■ **Information provided**
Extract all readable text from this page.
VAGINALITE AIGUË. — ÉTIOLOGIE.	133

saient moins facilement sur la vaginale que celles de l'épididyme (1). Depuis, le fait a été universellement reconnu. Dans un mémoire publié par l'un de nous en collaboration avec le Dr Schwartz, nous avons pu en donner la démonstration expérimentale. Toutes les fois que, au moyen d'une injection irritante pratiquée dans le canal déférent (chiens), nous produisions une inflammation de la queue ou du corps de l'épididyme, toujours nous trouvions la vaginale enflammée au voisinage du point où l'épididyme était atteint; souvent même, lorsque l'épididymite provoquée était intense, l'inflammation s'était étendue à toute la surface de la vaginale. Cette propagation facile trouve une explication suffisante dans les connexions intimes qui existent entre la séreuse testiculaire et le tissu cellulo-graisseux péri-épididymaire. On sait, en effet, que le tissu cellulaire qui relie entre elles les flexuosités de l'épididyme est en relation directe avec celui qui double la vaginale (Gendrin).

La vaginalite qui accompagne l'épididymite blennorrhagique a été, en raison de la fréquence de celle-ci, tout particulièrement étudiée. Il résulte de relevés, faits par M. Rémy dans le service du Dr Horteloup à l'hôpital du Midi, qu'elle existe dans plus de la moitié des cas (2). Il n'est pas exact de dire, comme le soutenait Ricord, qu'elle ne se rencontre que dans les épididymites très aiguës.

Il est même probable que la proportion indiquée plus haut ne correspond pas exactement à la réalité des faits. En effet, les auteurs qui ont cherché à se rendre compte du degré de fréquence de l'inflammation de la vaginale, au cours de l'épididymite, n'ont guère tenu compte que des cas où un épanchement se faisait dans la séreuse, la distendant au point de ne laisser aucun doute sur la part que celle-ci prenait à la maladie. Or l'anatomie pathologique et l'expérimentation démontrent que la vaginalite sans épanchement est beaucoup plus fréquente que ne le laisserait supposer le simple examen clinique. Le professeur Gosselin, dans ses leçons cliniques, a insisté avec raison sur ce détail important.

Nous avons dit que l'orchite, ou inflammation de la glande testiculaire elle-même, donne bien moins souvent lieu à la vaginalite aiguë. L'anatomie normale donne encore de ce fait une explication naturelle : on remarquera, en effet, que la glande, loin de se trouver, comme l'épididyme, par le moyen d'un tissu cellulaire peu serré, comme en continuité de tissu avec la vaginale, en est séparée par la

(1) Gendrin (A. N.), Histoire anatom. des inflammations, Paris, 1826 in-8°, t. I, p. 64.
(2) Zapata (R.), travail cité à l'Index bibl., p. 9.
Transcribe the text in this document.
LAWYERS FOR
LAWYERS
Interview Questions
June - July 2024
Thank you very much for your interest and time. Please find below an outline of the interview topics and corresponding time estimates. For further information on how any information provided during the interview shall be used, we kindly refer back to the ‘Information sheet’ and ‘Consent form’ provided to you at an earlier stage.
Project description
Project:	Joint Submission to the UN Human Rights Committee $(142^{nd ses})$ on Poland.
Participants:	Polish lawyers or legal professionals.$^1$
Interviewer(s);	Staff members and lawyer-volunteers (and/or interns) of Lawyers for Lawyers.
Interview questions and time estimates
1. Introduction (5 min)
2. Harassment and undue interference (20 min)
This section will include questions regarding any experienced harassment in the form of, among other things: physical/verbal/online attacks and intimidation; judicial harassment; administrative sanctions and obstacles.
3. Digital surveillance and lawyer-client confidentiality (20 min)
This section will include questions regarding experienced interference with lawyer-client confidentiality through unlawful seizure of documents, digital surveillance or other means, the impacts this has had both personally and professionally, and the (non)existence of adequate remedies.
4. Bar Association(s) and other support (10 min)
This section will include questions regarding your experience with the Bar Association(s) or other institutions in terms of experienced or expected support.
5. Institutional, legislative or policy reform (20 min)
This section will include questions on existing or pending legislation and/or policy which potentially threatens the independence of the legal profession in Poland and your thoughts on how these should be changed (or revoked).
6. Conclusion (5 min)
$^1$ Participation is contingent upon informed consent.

■ **Requirements**
Reproduce the data shown above exactly.

■ **Result for this exercise**
Extract all readable text from this page.
VAGINALITE AIGUË. — ÉTIOLOGIE.	133

saient moins facilement sur la vaginale que celles de l'épididyme (1). Depuis, le fait a été universellement reconnu. Dans un mémoire publié par l'un de nous en collaboration avec le Dr Schwartz, nous avons pu en donner la démonstration expérimentale. Toutes les fois que, au moyen d'une injection irritante pratiquée dans le canal déférent (chiens), nous produisions une inflammation de la queue ou du corps de l'épididyme, toujours nous trouvions la vaginale enflammée au voisinage du point où l'épididyme était atteint; souvent même, lorsque l'épididymite provoquée était intense, l'inflammation s'était étendue à toute la surface de la vaginale. Cette propagation facile trouve une explication suffisante dans les connexions intimes qui existent entre la séreuse testiculaire et le tissu cellulo-graisseux péri-épididymaire. On sait, en effet, que le tissu cellulaire qui relie entre elles les flexuosités de l'épididyme est en relation directe avec celui qui double la vaginale (Gendrin).

La vaginalite qui accompagne l'épididymite blennorrhagique a été, en raison de la fréquence de celle-ci, tout particulièrement étudiée. Il résulte de relevés, faits par M. Rémy dans le service du Dr Horteloup à l'hôpital du Midi, qu'elle existe dans plus de la moitié des cas (2). Il n'est pas exact de dire, comme le soutenait Ricord, qu'elle ne se rencontre que dans les épididymites très aiguës.

Il est même probable que la proportion indiquée plus haut ne correspond pas exactement à la réalité des faits. En effet, les auteurs qui ont cherché à se rendre compte du degré de fréquence de l'inflammation de la vaginale, au cours de l'épididymite, n'ont guère tenu compte que des cas où un épanchement se faisait dans la séreuse, la distendant au point de ne laisser aucun doute sur la part que celle-ci prenait à la maladie. Or l'anatomie pathologique et l'expérimentation démontrent que la vaginalite sans épanchement est beaucoup plus fréquente que ne le laisserait supposer le simple examen clinique. Le professeur Gosselin, dans ses leçons cliniques, a insisté avec raison sur ce détail important.

Nous avons dit que l'orchite, ou inflammation de la glande testiculaire elle-même, donne bien moins souvent lieu à la vaginalite aiguë. L'anatomie normale donne encore de ce fait une explication naturelle : on remarquera, en effet, que la glande, loin de se trouver, comme l'épididyme, par le moyen d'un tissu cellulaire peu serré, comme en continuité de tissu avec la vaginale, en est séparée par la

(1) Gendrin (A. N.), Histoire anatom. des inflammations, Paris, 1826 in-8°, t. I, p. 64.
(2) Zapata (R.), travail cité à l'Index bibl., p. 9.
Transcribe the text in this document.
LAWYERS FOR
LAWYERS
Interview Questions
June - July 2024
Thank you very much for your interest and time. Please find below an outline of the interview topics and corresponding time estimates. For further information on how any information provided during the interview shall be used, we kindly refer back to the ‘Information sheet’ and ‘Consent form’ provided to you at an earlier stage.
Project description
Project:	Joint Submission to the UN Human Rights Committee $(142^{nd ses})$ on Poland.
Participants:	Polish lawyers or legal professionals.$^1$
Interviewer(s);	Staff members and lawyer-volunteers (and/or interns) of Lawyers for Lawyers.
Interview questions and time estimates
1. Introduction (5 min)
2. Harassment and undue interference (20 min)
This section will include questions regarding any experienced harassment in the form of, among other things: physical/verbal/online attacks and intimidation; judicial harassment; administrative sanctions and obstacles.
3. Digital surveillance and lawyer-client confidentiality (20 min)
This section will include questions regarding experienced interference with lawyer-client confidentiality through unlawful seizure of documents, digital surveillance or other means, the impacts this has had both personally and professionally, and the (non)existence of adequate remedies.
4. Bar Association(s) and other support (10 min)
This section will include questions regarding your experience with the Bar Association(s) or other institutions in terms of experienced or expected support.
5. Institutional, legislative or policy reform (20 min)
This section will include questions on existing or pending legislation and/or policy which potentially threatens the independence of the legal profession in Poland and your thoughts on how these should be changed (or revoked).
6. Conclusion (5 min)
$^1$ Participation is contingent upon informed consent.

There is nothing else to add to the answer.